WORK TO DO => Starting at the line that holds "Transcribe this image's", copy every line exactly through the end of the data, and no others.
══ RECORDS PROVIDED ══
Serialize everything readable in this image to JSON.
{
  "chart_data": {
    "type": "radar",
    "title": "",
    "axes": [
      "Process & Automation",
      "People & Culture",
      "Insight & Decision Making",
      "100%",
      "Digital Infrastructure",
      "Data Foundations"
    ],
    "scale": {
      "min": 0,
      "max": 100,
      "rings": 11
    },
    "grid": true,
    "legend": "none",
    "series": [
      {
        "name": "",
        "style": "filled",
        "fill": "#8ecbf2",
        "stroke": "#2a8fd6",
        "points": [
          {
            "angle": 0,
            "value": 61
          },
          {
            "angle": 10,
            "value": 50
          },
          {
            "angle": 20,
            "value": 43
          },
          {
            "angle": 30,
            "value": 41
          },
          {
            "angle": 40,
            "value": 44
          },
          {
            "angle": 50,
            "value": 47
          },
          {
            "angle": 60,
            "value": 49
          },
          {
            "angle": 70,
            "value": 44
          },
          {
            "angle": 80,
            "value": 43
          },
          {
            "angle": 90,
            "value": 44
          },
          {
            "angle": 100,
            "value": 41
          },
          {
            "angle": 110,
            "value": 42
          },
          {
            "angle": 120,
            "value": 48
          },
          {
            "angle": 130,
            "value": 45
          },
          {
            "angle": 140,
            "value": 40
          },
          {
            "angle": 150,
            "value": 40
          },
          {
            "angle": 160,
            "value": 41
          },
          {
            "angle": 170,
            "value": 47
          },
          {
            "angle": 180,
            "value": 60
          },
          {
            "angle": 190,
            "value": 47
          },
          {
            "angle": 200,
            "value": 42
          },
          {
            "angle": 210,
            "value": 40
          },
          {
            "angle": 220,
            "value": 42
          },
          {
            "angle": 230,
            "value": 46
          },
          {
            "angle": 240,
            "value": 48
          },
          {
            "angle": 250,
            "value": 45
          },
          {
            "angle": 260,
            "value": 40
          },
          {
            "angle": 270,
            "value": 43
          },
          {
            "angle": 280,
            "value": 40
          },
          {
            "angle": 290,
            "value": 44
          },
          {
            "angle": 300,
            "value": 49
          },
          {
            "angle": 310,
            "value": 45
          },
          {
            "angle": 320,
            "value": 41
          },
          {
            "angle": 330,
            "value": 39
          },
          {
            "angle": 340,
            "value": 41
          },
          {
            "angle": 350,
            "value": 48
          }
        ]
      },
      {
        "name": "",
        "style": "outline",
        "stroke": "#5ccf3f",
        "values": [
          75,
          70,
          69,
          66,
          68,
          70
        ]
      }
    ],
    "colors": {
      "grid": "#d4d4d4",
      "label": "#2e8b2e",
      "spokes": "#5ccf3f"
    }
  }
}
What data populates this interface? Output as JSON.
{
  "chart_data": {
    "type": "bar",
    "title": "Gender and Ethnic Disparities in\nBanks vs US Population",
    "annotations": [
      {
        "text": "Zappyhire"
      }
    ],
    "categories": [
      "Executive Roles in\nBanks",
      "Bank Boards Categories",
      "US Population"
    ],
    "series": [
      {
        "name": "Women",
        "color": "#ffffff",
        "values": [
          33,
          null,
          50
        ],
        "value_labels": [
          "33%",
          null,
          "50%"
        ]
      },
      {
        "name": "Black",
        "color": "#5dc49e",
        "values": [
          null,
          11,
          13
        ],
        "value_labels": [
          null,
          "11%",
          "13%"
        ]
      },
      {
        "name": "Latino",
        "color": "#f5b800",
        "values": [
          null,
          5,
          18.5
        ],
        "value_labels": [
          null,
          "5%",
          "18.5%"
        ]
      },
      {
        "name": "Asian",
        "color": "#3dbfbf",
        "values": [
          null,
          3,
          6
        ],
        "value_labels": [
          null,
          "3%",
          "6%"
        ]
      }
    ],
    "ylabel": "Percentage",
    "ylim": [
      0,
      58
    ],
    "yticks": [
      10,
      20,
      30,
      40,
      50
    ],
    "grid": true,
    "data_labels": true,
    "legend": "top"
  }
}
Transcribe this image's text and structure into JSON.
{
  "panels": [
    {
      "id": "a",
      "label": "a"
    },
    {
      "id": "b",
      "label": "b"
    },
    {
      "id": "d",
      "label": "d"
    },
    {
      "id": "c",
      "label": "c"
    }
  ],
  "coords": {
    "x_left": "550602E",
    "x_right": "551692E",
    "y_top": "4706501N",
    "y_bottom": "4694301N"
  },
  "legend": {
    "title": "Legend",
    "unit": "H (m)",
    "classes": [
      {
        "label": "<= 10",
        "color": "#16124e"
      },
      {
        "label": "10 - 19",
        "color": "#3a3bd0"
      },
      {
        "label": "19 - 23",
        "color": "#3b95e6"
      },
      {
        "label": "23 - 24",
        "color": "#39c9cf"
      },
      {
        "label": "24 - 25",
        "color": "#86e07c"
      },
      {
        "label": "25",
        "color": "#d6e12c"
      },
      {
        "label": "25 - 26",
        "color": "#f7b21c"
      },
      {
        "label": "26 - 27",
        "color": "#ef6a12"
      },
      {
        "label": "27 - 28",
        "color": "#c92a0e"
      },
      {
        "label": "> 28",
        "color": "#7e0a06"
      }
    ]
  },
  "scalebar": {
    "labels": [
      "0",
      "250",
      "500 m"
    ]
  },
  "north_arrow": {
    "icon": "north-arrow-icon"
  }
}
═══
WRITTEN RESPONSE =>
Transcribe this image's text and structure into JSON.
{
  "panels": [
    {
      "id": "a",
      "label": "a"
    },
    {
      "id": "b",
      "label": "b"
    },
    {
      "id": "d",
      "label": "d"
    },
    {
      "id": "c",
      "label": "c"
    }
  ],
  "coords": {
    "x_left": "550602E",
    "x_right": "551692E",
    "y_top": "4706501N",
    "y_bottom": "4694301N"
  },
  "legend": {
    "title": "Legend",
    "unit": "H (m)",
    "classes": [
      {
        "label": "<= 10",
        "color": "#16124e"
      },
      {
        "label": "10 - 19",
        "color": "#3a3bd0"
      },
      {
        "label": "19 - 23",
        "color": "#3b95e6"
      },
      {
        "label": "23 - 24",
        "color": "#39c9cf"
      },
      {
        "label": "24 - 25",
        "color": "#86e07c"
      },
      {
        "label": "25",
        "color": "#d6e12c"
      },
      {
        "label": "25 - 26",
        "color": "#f7b21c"
      },
      {
        "label": "26 - 27",
        "color": "#ef6a12"
      },
      {
        "label": "27 - 28",
        "color": "#c92a0e"
      },
      {
        "label": "> 28",
        "color": "#7e0a06"
      }
    ]
  },
  "scalebar": {
    "labels": [
      "0",
      "250",
      "500 m"
    ]
  },
  "north_arrow": {
    "icon": "north-arrow-icon"
  }
}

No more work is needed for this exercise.